Exercise goal:
Select all lines holding the word "PARAÍBA" from the entries that follow.

>> BEGIN Provided records

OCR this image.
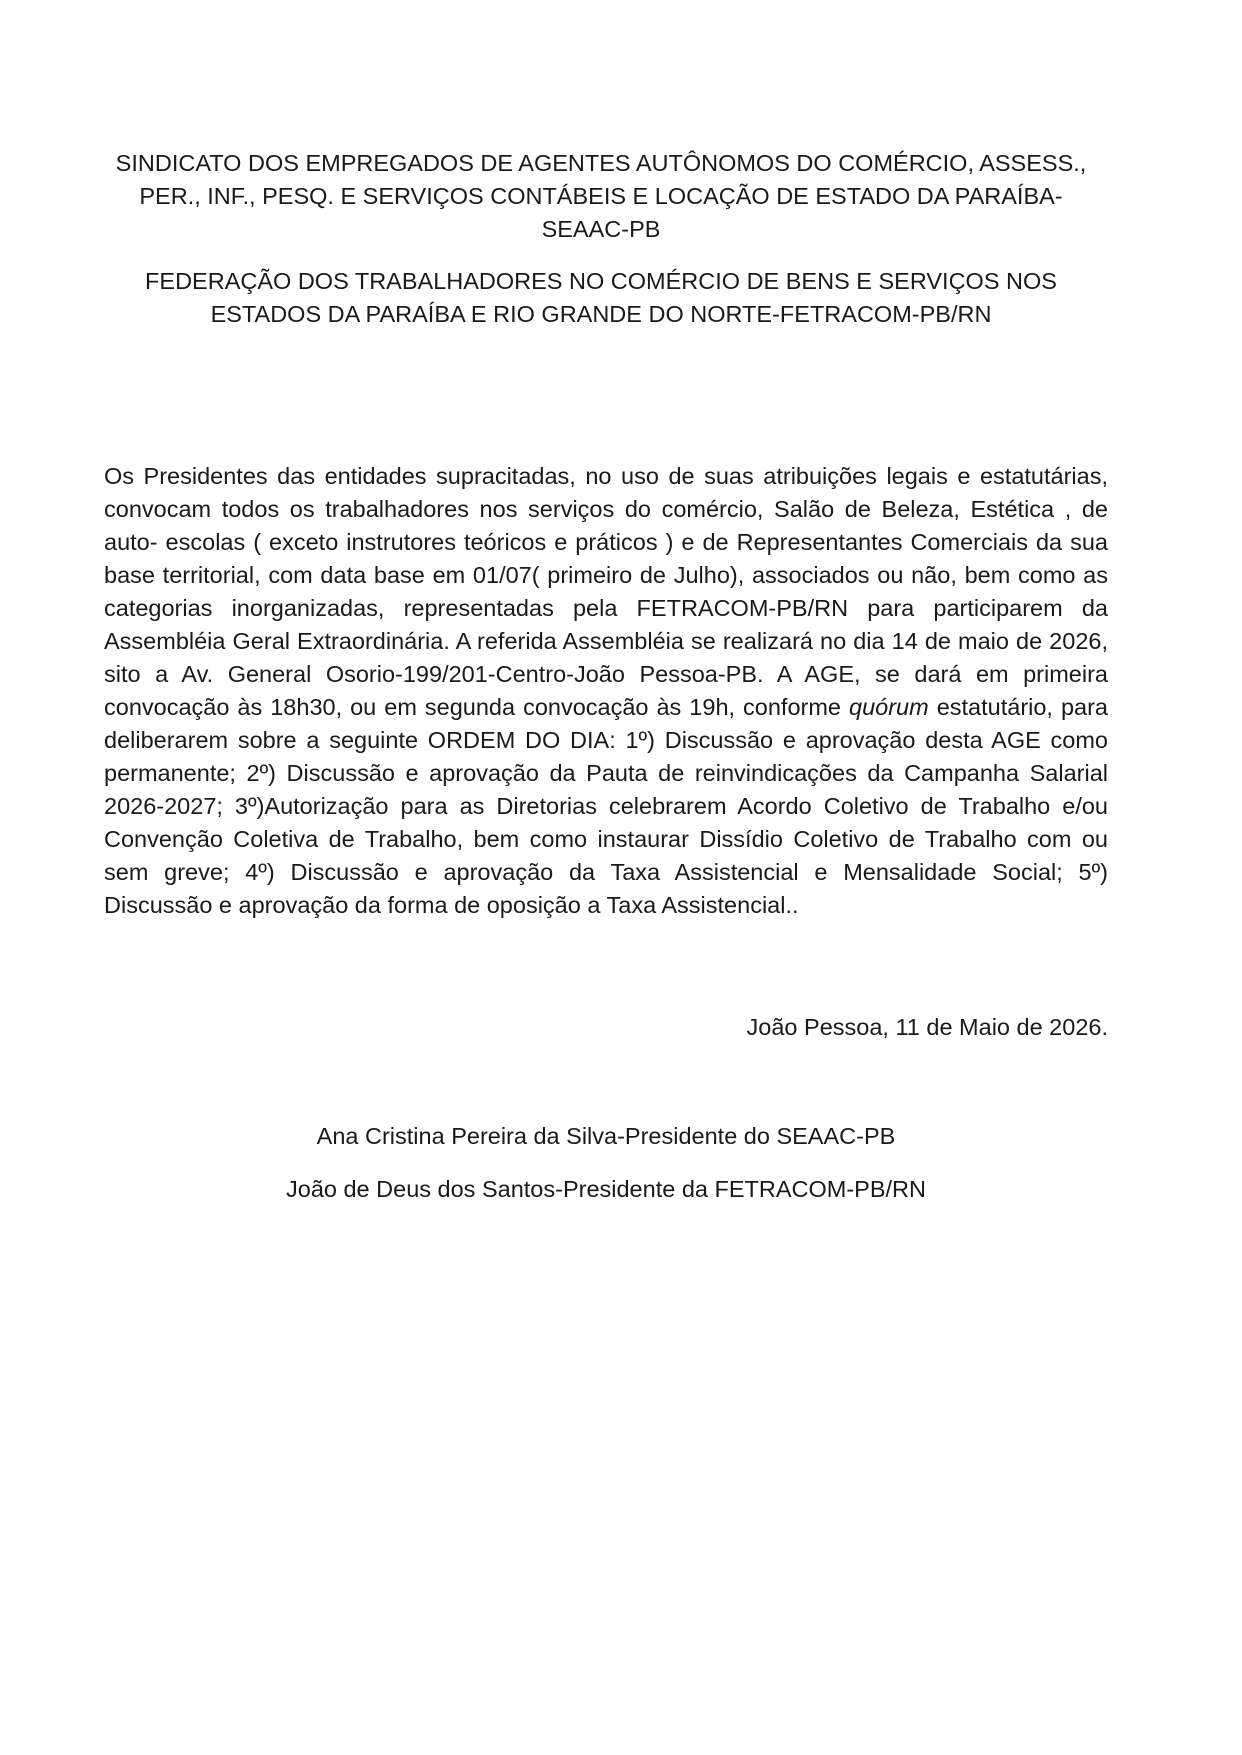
SINDICATO DOS EMPREGADOS DE AGENTES AUTÔNOMOS DO COMÉRCIO, ASSESS., PER., INF., PESQ. E SERVIÇOS CONTÁBEIS E LOCAÇÃO DE ESTADO DA PARAÍBA-SEAAC-PB

FEDERAÇÃO DOS TRABALHADORES NO COMÉRCIO DE BENS E SERVIÇOS NOS ESTADOS DA PARAÍBA E RIO GRANDE DO NORTE-FETRACOM-PB/RN

Os Presidentes das entidades supracitadas, no uso de suas atribuições legais e estatutárias, convocam todos os trabalhadores nos serviços do comércio, Salão de Beleza, Estética , de auto- escolas ( exceto instrutores teóricos e práticos ) e de Representantes Comerciais da sua base territorial, com data base em 01/07( primeiro de Julho), associados ou não, bem como as categorias inorganizadas, representadas pela FETRACOM-PB/RN para participarem da Assembléia Geral Extraordinária. A referida Assembléia se realizará no dia 14 de maio de 2026, sito a Av. General Osorio-199/201-Centro-João Pessoa-PB. A AGE, se dará em primeira convocação às 18h30, ou em segunda convocação às 19h, conforme quórum estatutário, para deliberarem sobre a seguinte ORDEM DO DIA: 1º) Discussão e aprovação desta AGE como permanente; 2º) Discussão e aprovação da Pauta de reinvindicações da Campanha Salarial 2026-2027; 3º)Autorização para as Diretorias celebrarem Acordo Coletivo de Trabalho e/ou Convenção Coletiva de Trabalho, bem como instaurar Dissídio Coletivo de Trabalho com ou sem greve; 4º) Discussão e aprovação da Taxa Assistencial e Mensalidade Social; 5º) Discussão e aprovação da forma de oposição a Taxa Assistencial..

João Pessoa, 11 de Maio de 2026.

Ana Cristina Pereira da Silva-Presidente do SEAAC-PB

João de Deus dos Santos-Presidente da FETRACOM-PB/RN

>> END Provided records

Solution to this exercise:
SINDICATO DOS EMPREGADOS DE AGENTES AUTÔNOMOS DO COMÉRCIO, ASSESS., PER., INF., PESQ. E SERVIÇOS CONTÁBEIS E LOCAÇÃO DE ESTADO DA PARAÍBA-SEAAC-PB
FEDERAÇÃO DOS TRABALHADORES NO COMÉRCIO DE BENS E SERVIÇOS NOS ESTADOS DA PARAÍBA E RIO GRANDE DO NORTE-FETRACOM-PB/RN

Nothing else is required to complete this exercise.